Aim.
Write out each line of the material again, word for word.

(Part of a data file)
# # # # # # #
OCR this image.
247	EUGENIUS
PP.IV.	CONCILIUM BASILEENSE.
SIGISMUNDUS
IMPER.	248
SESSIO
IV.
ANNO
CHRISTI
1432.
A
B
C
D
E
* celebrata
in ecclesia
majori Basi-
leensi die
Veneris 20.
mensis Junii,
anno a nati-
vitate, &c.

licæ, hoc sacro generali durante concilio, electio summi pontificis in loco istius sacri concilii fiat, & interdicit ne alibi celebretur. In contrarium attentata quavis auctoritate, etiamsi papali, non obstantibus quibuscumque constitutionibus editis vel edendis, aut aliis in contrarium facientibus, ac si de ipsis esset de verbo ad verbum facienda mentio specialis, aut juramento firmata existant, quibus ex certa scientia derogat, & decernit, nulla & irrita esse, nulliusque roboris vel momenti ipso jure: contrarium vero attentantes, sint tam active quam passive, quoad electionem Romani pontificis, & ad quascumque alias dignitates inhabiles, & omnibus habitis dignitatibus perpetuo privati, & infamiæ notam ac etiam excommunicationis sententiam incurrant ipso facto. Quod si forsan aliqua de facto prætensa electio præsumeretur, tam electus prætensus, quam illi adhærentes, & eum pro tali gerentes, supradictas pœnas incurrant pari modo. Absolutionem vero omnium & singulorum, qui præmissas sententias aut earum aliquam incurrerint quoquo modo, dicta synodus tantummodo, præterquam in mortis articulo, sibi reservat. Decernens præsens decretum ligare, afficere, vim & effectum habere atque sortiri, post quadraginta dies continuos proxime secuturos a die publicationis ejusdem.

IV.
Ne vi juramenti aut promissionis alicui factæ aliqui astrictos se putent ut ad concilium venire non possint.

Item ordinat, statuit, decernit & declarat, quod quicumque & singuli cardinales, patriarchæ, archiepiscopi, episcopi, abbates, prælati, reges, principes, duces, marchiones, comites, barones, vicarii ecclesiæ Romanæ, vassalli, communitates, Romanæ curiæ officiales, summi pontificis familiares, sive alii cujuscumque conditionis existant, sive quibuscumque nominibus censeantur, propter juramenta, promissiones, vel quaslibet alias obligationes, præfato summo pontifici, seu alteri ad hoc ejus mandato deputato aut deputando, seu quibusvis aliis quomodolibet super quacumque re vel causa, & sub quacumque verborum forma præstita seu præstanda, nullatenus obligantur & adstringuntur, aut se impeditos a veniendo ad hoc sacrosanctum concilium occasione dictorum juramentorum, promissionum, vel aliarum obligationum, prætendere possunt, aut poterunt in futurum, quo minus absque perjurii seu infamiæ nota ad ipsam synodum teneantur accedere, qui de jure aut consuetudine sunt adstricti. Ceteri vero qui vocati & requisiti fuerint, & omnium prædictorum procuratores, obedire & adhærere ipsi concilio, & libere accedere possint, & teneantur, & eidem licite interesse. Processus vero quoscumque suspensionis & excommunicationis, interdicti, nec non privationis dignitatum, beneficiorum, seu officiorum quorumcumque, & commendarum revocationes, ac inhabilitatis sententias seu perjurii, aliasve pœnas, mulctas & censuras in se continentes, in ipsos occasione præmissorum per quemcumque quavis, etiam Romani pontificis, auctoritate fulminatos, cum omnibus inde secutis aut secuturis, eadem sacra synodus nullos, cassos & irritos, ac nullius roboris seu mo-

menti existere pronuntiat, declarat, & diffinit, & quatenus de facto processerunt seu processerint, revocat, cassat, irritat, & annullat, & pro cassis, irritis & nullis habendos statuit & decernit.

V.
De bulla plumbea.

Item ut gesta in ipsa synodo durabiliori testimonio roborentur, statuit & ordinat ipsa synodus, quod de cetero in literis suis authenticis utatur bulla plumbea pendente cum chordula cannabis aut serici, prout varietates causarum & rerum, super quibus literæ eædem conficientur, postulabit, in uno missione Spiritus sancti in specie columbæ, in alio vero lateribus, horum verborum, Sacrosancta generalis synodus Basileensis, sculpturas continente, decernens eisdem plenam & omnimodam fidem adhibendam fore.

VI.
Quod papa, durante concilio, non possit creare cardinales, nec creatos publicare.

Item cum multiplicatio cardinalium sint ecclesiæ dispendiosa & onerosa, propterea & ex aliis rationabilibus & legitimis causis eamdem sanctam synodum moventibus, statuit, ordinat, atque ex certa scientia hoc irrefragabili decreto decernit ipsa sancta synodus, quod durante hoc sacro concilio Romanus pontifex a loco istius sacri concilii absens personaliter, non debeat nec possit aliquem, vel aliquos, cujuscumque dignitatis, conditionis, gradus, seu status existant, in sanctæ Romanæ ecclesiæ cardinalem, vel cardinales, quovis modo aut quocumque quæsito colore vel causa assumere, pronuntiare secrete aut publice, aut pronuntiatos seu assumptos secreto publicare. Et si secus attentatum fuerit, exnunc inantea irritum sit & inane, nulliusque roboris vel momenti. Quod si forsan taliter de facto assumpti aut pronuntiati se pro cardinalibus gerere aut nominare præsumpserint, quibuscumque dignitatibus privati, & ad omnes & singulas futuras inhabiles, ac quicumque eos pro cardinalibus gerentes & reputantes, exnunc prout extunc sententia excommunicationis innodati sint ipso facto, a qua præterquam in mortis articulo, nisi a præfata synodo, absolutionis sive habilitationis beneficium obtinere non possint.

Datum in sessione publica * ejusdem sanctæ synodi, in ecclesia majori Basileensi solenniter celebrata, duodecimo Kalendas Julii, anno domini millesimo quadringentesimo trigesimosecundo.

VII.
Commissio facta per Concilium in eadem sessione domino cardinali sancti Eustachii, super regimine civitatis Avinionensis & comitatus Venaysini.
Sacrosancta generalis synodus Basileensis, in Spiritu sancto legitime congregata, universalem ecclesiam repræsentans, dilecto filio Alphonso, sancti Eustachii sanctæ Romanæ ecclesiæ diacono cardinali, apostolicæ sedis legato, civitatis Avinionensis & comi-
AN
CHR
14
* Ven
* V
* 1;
# # # # # # #
Answer below.
OCR this image.
247	EUGENIUS
PP.IV.	CONCILIUM BASILEENSE.
SIGISMUNDUS
IMPER.	248
SESSIO
IV.
ANNO
CHRISTI
1432.
A
B
C
D
E
* celebrata
in ecclesia
majori Basi-
leensi die
Veneris 20.
mensis Junii,
anno a nati-
vitate, &c.

licæ, hoc sacro generali durante concilio, electio summi pontificis in loco istius sacri concilii fiat, & interdicit ne alibi celebretur. In contrarium attentata quavis auctoritate, etiamsi papali, non obstantibus quibuscumque constitutionibus editis vel edendis, aut aliis in contrarium facientibus, ac si de ipsis esset de verbo ad verbum facienda mentio specialis, aut juramento firmata existant, quibus ex certa scientia derogat, & decernit, nulla & irrita esse, nulliusque roboris vel momenti ipso jure: contrarium vero attentantes, sint tam active quam passive, quoad electionem Romani pontificis, & ad quascumque alias dignitates inhabiles, & omnibus habitis dignitatibus perpetuo privati, & infamiæ notam ac etiam excommunicationis sententiam incurrant ipso facto. Quod si forsan aliqua de facto prætensa electio præsumeretur, tam electus prætensus, quam illi adhærentes, & eum pro tali gerentes, supradictas pœnas incurrant pari modo. Absolutionem vero omnium & singulorum, qui præmissas sententias aut earum aliquam incurrerint quoquo modo, dicta synodus tantummodo, præterquam in mortis articulo, sibi reservat. Decernens præsens decretum ligare, afficere, vim & effectum habere atque sortiri, post quadraginta dies continuos proxime secuturos a die publicationis ejusdem.

IV.
Ne vi juramenti aut promissionis alicui factæ aliqui astrictos se putent ut ad concilium venire non possint.

Item ordinat, statuit, decernit & declarat, quod quicumque & singuli cardinales, patriarchæ, archiepiscopi, episcopi, abbates, prælati, reges, principes, duces, marchiones, comites, barones, vicarii ecclesiæ Romanæ, vassalli, communitates, Romanæ curiæ officiales, summi pontificis familiares, sive alii cujuscumque conditionis existant, sive quibuscumque nominibus censeantur, propter juramenta, promissiones, vel quaslibet alias obligationes, præfato summo pontifici, seu alteri ad hoc ejus mandato deputato aut deputando, seu quibusvis aliis quomodolibet super quacumque re vel causa, & sub quacumque verborum forma præstita seu præstanda, nullatenus obligantur & adstringuntur, aut se impeditos a veniendo ad hoc sacrosanctum concilium occasione dictorum juramentorum, promissionum, vel aliarum obligationum, prætendere possunt, aut poterunt in futurum, quo minus absque perjurii seu infamiæ nota ad ipsam synodum teneantur accedere, qui de jure aut consuetudine sunt adstricti. Ceteri vero qui vocati & requisiti fuerint, & omnium prædictorum procuratores, obedire & adhærere ipsi concilio, & libere accedere possint, & teneantur, & eidem licite interesse. Processus vero quoscumque suspensionis & excommunicationis, interdicti, nec non privationis dignitatum, beneficiorum, seu officiorum quorumcumque, & commendarum revocationes, ac inhabilitatis sententias seu perjurii, aliasve pœnas, mulctas & censuras in se continentes, in ipsos occasione præmissorum per quemcumque quavis, etiam Romani pontificis, auctoritate fulminatos, cum omnibus inde secutis aut secuturis, eadem sacra synodus nullos, cassos & irritos, ac nullius roboris seu mo-

menti existere pronuntiat, declarat, & diffinit, & quatenus de facto processerunt seu processerint, revocat, cassat, irritat, & annullat, & pro cassis, irritis & nullis habendos statuit & decernit.

V.
De bulla plumbea.

Item ut gesta in ipsa synodo durabiliori testimonio roborentur, statuit & ordinat ipsa synodus, quod de cetero in literis suis authenticis utatur bulla plumbea pendente cum chordula cannabis aut serici, prout varietates causarum & rerum, super quibus literæ eædem conficientur, postulabit, in uno missione Spiritus sancti in specie columbæ, in alio vero lateribus, horum verborum, Sacrosancta generalis synodus Basileensis, sculpturas continente, decernens eisdem plenam & omnimodam fidem adhibendam fore.

VI.
Quod papa, durante concilio, non possit creare cardinales, nec creatos publicare.

Item cum multiplicatio cardinalium sint ecclesiæ dispendiosa & onerosa, propterea & ex aliis rationabilibus & legitimis causis eamdem sanctam synodum moventibus, statuit, ordinat, atque ex certa scientia hoc irrefragabili decreto decernit ipsa sancta synodus, quod durante hoc sacro concilio Romanus pontifex a loco istius sacri concilii absens personaliter, non debeat nec possit aliquem, vel aliquos, cujuscumque dignitatis, conditionis, gradus, seu status existant, in sanctæ Romanæ ecclesiæ cardinalem, vel cardinales, quovis modo aut quocumque quæsito colore vel causa assumere, pronuntiare secrete aut publice, aut pronuntiatos seu assumptos secreto publicare. Et si secus attentatum fuerit, exnunc inantea irritum sit & inane, nulliusque roboris vel momenti. Quod si forsan taliter de facto assumpti aut pronuntiati se pro cardinalibus gerere aut nominare præsumpserint, quibuscumque dignitatibus privati, & ad omnes & singulas futuras inhabiles, ac quicumque eos pro cardinalibus gerentes & reputantes, exnunc prout extunc sententia excommunicationis innodati sint ipso facto, a qua præterquam in mortis articulo, nisi a præfata synodo, absolutionis sive habilitationis beneficium obtinere non possint.

Datum in sessione publica * ejusdem sanctæ synodi, in ecclesia majori Basileensi solenniter celebrata, duodecimo Kalendas Julii, anno domini millesimo quadringentesimo trigesimosecundo.

VII.
Commissio facta per Concilium in eadem sessione domino cardinali sancti Eustachii, super regimine civitatis Avinionensis & comitatus Venaysini.
Sacrosancta generalis synodus Basileensis, in Spiritu sancto legitime congregata, universalem ecclesiam repræsentans, dilecto filio Alphonso, sancti Eustachii sanctæ Romanæ ecclesiæ diacono cardinali, apostolicæ sedis legato, civitatis Avinionensis & comi-
AN
CHR
14
* Ven
* V
* 1;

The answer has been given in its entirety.